■ THE EXERCISE: Find each line in the following listing that has the string "title", then state the count and nothing else.

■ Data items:
+--

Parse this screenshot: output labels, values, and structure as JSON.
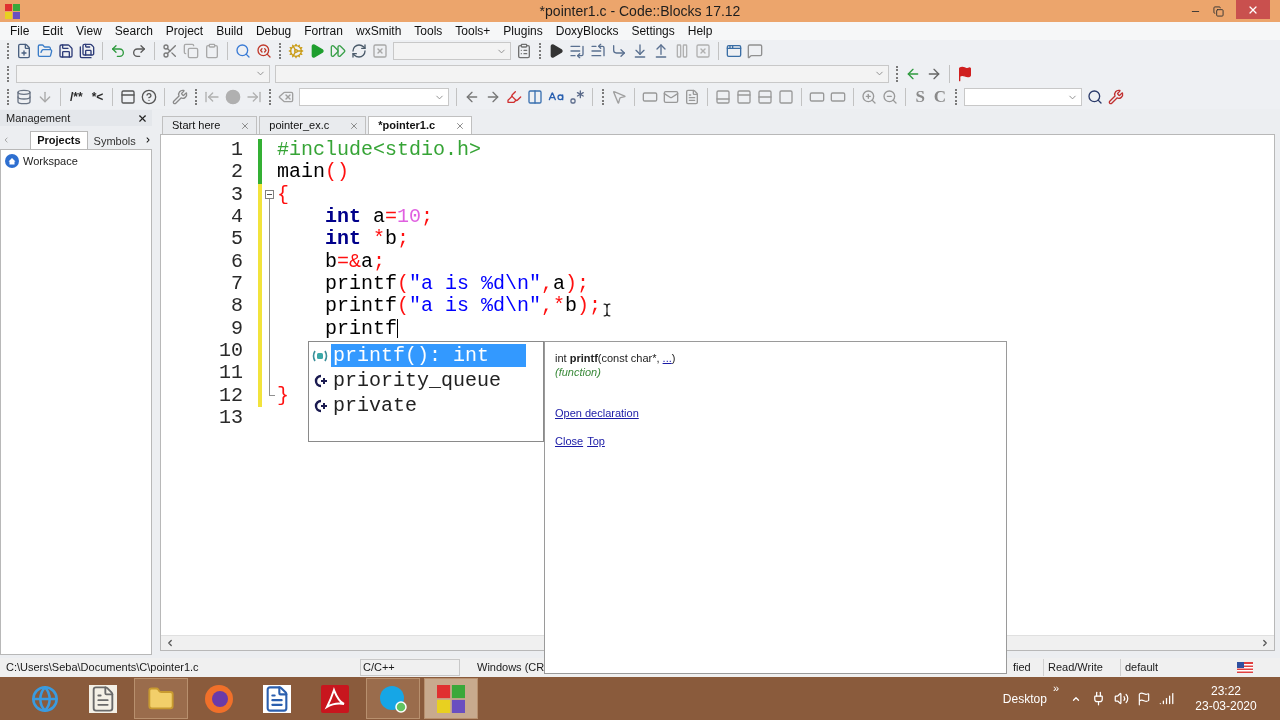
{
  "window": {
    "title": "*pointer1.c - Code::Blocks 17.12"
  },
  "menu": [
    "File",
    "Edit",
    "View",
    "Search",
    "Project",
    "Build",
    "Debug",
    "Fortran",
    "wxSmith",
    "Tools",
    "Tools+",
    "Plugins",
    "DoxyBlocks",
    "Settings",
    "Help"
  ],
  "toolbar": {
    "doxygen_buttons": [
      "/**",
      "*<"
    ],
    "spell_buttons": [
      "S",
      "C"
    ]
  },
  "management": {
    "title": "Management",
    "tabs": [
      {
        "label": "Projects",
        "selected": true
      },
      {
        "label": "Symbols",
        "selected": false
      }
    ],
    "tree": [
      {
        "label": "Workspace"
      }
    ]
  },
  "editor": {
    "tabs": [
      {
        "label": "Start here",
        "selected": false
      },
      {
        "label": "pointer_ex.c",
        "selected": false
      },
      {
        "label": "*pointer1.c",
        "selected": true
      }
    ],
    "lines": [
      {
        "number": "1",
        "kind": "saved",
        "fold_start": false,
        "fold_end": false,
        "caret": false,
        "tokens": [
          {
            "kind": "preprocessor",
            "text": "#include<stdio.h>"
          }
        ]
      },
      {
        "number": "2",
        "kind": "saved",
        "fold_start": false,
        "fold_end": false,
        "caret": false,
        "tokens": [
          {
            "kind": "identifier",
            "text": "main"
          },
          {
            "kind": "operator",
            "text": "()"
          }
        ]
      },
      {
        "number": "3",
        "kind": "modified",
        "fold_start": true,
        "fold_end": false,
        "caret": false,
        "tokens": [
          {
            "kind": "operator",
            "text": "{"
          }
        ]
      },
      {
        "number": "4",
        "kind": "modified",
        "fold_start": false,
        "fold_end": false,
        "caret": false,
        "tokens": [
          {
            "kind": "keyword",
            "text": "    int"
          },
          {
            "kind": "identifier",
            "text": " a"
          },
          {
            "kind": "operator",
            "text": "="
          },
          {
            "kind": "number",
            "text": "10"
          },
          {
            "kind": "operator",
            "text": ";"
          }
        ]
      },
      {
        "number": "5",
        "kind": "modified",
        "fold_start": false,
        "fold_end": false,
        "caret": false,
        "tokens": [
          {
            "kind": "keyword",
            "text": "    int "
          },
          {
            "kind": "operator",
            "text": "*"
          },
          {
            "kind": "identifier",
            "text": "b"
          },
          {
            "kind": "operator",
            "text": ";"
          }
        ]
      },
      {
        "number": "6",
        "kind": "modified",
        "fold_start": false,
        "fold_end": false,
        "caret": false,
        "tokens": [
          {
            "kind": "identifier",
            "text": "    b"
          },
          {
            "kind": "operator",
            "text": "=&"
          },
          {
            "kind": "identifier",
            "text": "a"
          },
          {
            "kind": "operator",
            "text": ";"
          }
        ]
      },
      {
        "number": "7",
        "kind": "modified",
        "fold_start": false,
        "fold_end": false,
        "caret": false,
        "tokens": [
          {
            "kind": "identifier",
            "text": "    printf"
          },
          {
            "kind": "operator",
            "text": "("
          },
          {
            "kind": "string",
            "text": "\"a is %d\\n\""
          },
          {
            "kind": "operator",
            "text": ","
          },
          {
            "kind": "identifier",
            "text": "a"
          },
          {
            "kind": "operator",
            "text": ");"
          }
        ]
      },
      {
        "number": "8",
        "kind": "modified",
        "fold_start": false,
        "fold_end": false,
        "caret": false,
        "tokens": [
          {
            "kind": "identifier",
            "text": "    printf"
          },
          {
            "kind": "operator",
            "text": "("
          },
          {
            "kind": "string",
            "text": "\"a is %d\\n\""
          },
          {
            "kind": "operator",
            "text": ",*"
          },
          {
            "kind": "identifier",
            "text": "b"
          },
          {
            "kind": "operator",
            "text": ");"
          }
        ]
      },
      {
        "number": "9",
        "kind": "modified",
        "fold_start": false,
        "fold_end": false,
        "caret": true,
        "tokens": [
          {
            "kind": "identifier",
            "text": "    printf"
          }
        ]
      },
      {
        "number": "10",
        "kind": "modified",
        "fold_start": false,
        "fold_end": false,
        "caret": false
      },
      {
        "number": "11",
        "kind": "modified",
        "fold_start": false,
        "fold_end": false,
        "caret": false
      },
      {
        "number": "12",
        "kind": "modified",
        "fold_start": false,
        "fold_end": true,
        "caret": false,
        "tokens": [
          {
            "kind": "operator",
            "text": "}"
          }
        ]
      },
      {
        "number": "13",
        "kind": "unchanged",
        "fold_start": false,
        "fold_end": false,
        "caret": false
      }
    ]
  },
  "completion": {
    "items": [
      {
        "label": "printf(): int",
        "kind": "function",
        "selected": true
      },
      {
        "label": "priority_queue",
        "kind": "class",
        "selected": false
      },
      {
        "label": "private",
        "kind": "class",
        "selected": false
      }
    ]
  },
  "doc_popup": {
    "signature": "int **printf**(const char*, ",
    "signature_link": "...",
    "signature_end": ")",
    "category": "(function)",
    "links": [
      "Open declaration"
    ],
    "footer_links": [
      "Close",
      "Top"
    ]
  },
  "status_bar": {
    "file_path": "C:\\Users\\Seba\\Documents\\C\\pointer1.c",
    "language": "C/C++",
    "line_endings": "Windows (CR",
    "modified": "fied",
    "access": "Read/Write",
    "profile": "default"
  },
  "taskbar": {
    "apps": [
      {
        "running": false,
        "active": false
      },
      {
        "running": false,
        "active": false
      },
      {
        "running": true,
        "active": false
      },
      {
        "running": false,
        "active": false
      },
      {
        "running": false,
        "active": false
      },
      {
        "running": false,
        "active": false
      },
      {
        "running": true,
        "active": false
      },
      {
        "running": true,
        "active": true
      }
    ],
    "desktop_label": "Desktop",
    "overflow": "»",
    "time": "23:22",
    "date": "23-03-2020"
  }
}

+--

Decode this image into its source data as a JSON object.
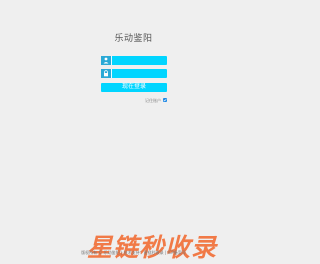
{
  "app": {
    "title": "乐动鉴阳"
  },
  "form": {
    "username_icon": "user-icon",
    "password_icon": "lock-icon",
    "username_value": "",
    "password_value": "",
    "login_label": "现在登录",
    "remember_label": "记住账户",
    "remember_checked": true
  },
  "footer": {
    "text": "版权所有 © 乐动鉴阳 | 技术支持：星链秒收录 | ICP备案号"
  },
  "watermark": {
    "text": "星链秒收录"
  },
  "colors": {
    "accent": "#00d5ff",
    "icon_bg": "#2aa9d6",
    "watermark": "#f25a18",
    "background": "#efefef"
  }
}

+--

■ WRITTEN REPLY: 3